◆ **WHAT TO DO**:
Leave out every picture, and output exactly the lines from the line containing "What text is on this page?" through the last line of the data.
——————
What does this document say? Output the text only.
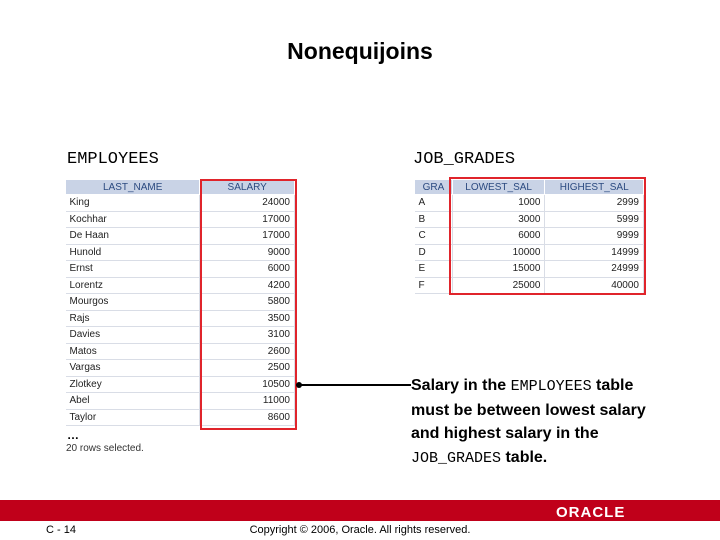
Nonequijoins
EMPLOYEES	JOB_GRADES
LAST_NAME	SALARY
King	24000
Kochhar	17000
De Haan	17000
Hunold	9000
Ernst	6000
Lorentz	4200
Mourgos	5800
Rajs	3500
Davies	3100
Matos	2600
Vargas	2500
Zlotkey	10500
Abel	11000
Taylor	8600
…
20 rows selected.
GRA	LOWEST_SAL	HIGHEST_SAL
A	1000	2999
B	3000	5999
C	6000	9999
D	10000	14999
E	15000	24999
F	25000	40000
Salary in the EMPLOYEES table must be between lowest salary and highest salary in the JOB_GRADES table.
ORACLE
Copyright © 2006, Oracle. All rights reserved.
C - 14
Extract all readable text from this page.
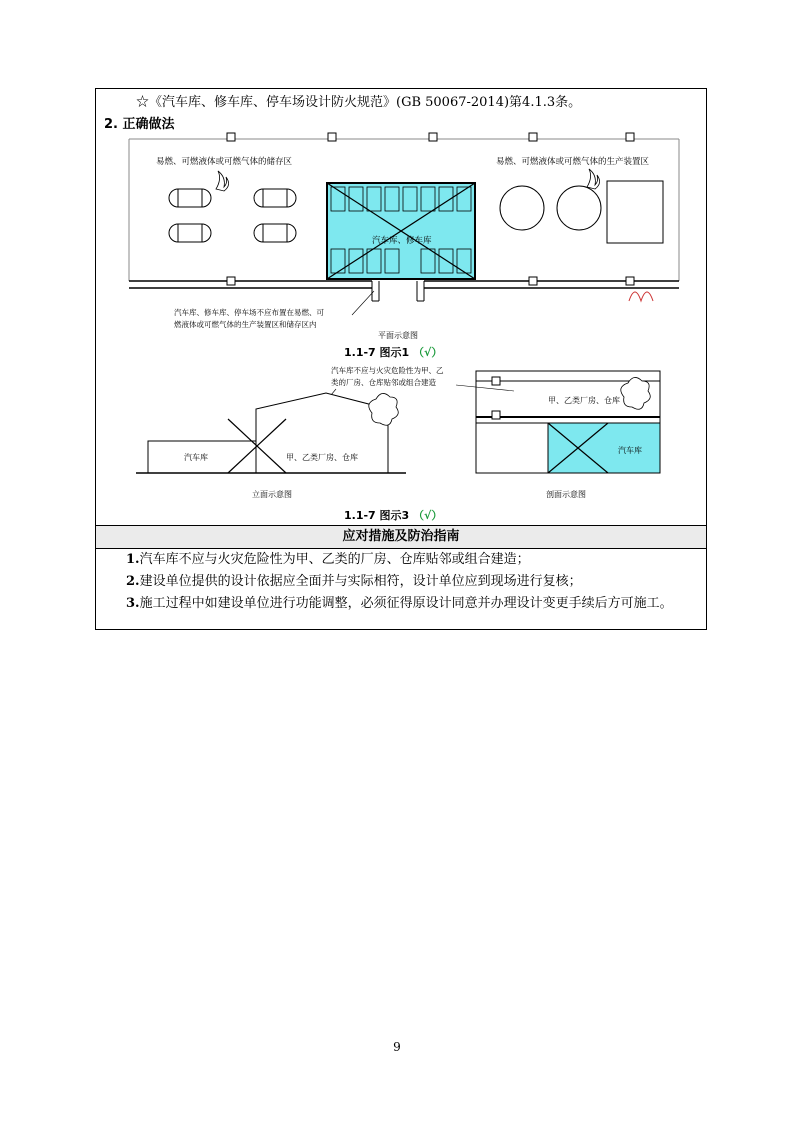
☆《汽车库、修车库、停车场设计防火规范》(GB 50067-2014)第4.1.3条。
2. 正确做法
易燃、可燃液体或可燃气体的储存区	易燃、可燃液体或可燃气体的生产装置区
汽车库、修车库
汽车库、修车库、停车场不应布置在易燃、可
燃液体或可燃气体的生产装置区和储存区内
平面示意图
1.1-7 图示1 （√）
汽车库不应与火灾危险性为甲、乙
类的厂房、仓库贴邻或组合建造
汽车库	甲、乙类厂房、仓库
立面示意图
甲、乙类厂房、仓库
汽车库
剖面示意图
1.1-7 图示3 （√）
应对措施及防治指南
1.汽车库不应与火灾危险性为甲、乙类的厂房、仓库贴邻或组合建造；
2.建设单位提供的设计依据应全面并与实际相符，设计单位应到现场进行复核；
3.施工过程中如建设单位进行功能调整，必须征得原设计同意并办理设计变更手续后方可施工。
9
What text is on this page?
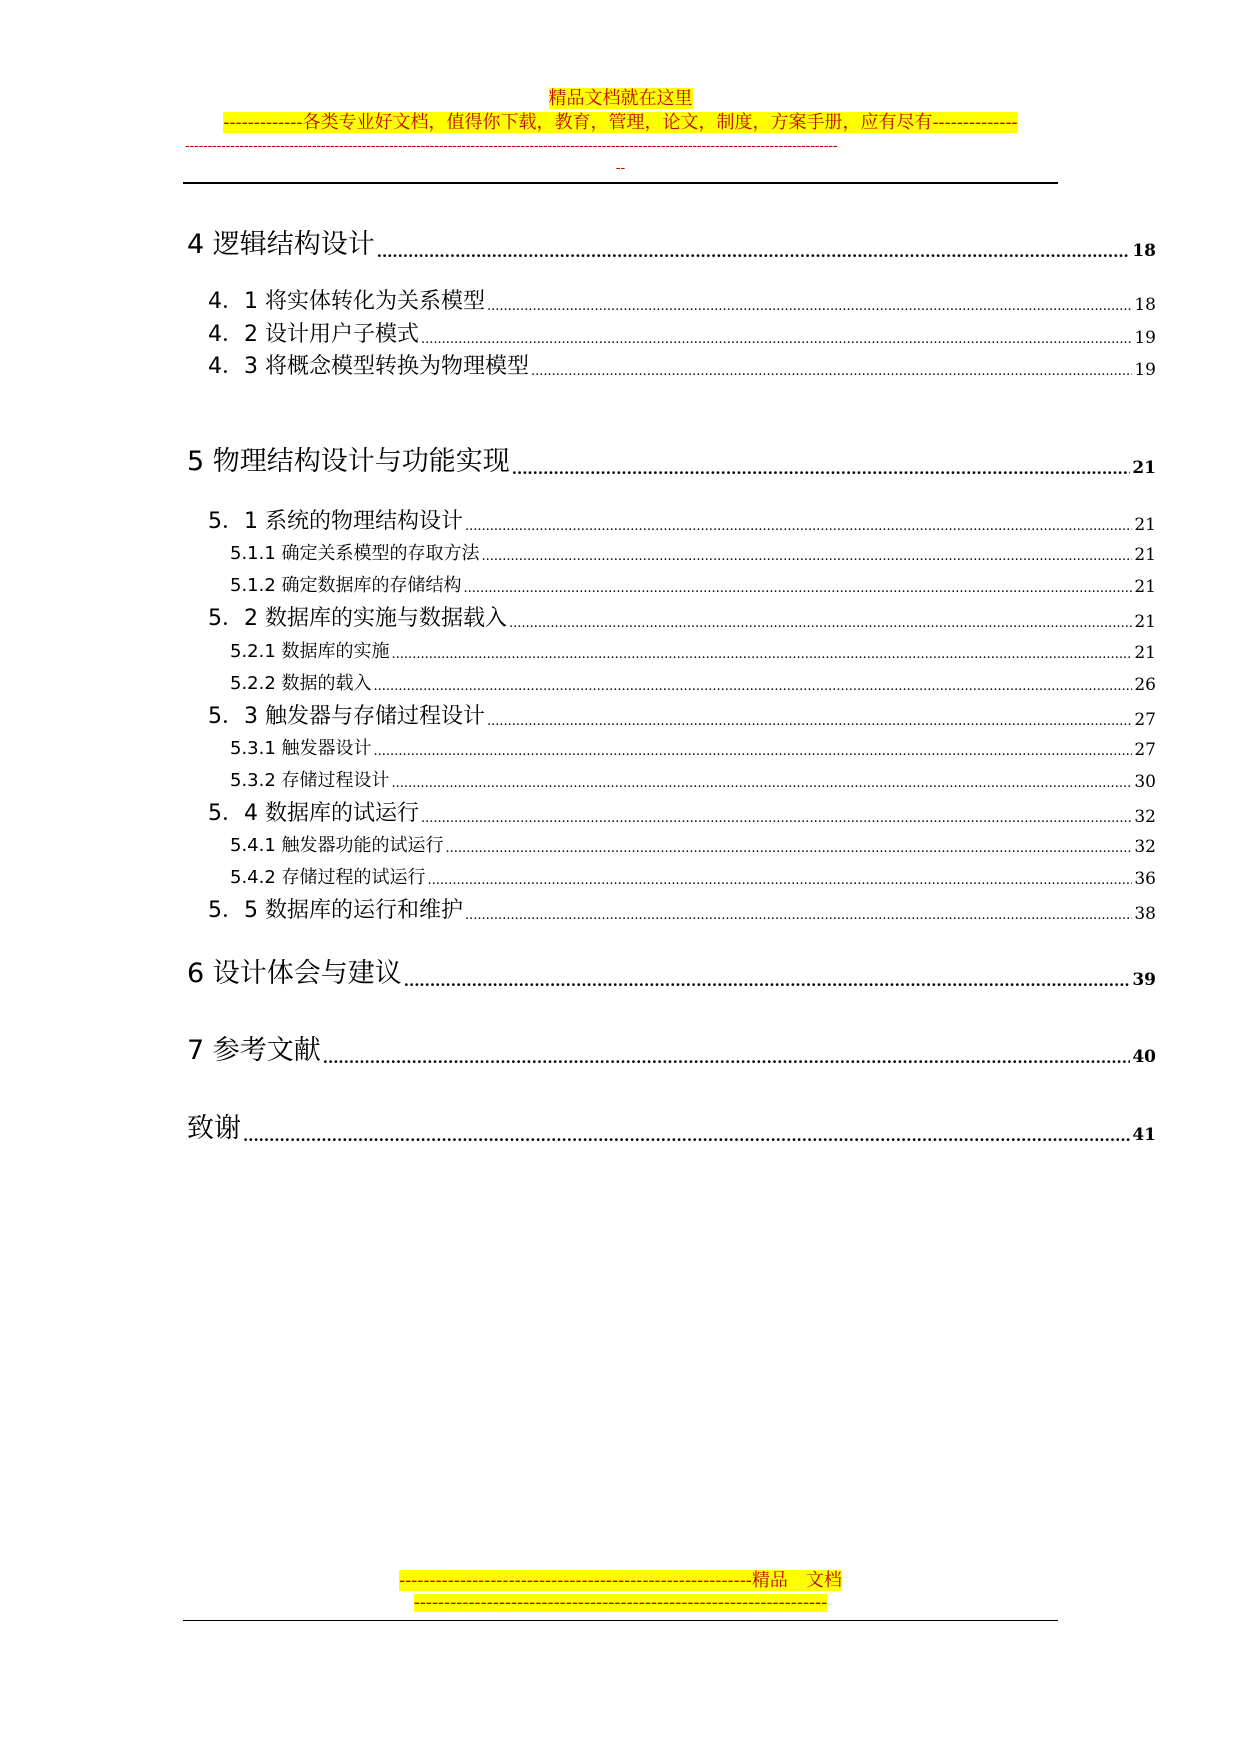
精品文档就在这里
-------------各类专业好文档，值得你下载，教育，管理，论文，制度，方案手册，应有尽有--------------
------------------------------------------------------------------------------------------------------------------------------------------------
--
4 逻辑结构设计 .....	18
4．1 将实体转化为关系模型 .....	18
4．2 设计用户子模式 .....	19
4．3 将概念模型转换为物理模型 .....	19
5 物理结构设计与功能实现 .....	21
5．1 系统的物理结构设计 .....	21
5.1.1 确定关系模型的存取方法 .....	21
5.1.2 确定数据库的存储结构 .....	21
5．2 数据库的实施与数据载入 .....	21
5.2.1 数据库的实施 .....	21
5.2.2 数据的载入 .....	26
5．3 触发器与存储过程设计 .....	27
5.3.1 触发器设计 .....	27
5.3.2 存储过程设计 .....	30
5．4 数据库的试运行 .....	32
5.4.1 触发器功能的试运行 .....	32
5.4.2 存储过程的试运行 .....	36
5．5 数据库的运行和维护 .....	38
6 设计体会与建议 .....	39
7 参考文献 .....	40
致谢 .....	41
----------------------------------------------------------精品　文档
--------------------------------------------------------------------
——————
◆ **FULL OUTPUT**:
What text is on this page?
精品文档就在这里
-------------各类专业好文档，值得你下载，教育，管理，论文，制度，方案手册，应有尽有--------------
------------------------------------------------------------------------------------------------------------------------------------------------
--
4 逻辑结构设计 .....	18
4．1 将实体转化为关系模型 .....	18
4．2 设计用户子模式 .....	19
4．3 将概念模型转换为物理模型 .....	19
5 物理结构设计与功能实现 .....	21
5．1 系统的物理结构设计 .....	21
5.1.1 确定关系模型的存取方法 .....	21
5.1.2 确定数据库的存储结构 .....	21
5．2 数据库的实施与数据载入 .....	21
5.2.1 数据库的实施 .....	21
5.2.2 数据的载入 .....	26
5．3 触发器与存储过程设计 .....	27
5.3.1 触发器设计 .....	27
5.3.2 存储过程设计 .....	30
5．4 数据库的试运行 .....	32
5.4.1 触发器功能的试运行 .....	32
5.4.2 存储过程的试运行 .....	36
5．5 数据库的运行和维护 .....	38
6 设计体会与建议 .....	39
7 参考文献 .....	40
致谢 .....	41
----------------------------------------------------------精品　文档
--------------------------------------------------------------------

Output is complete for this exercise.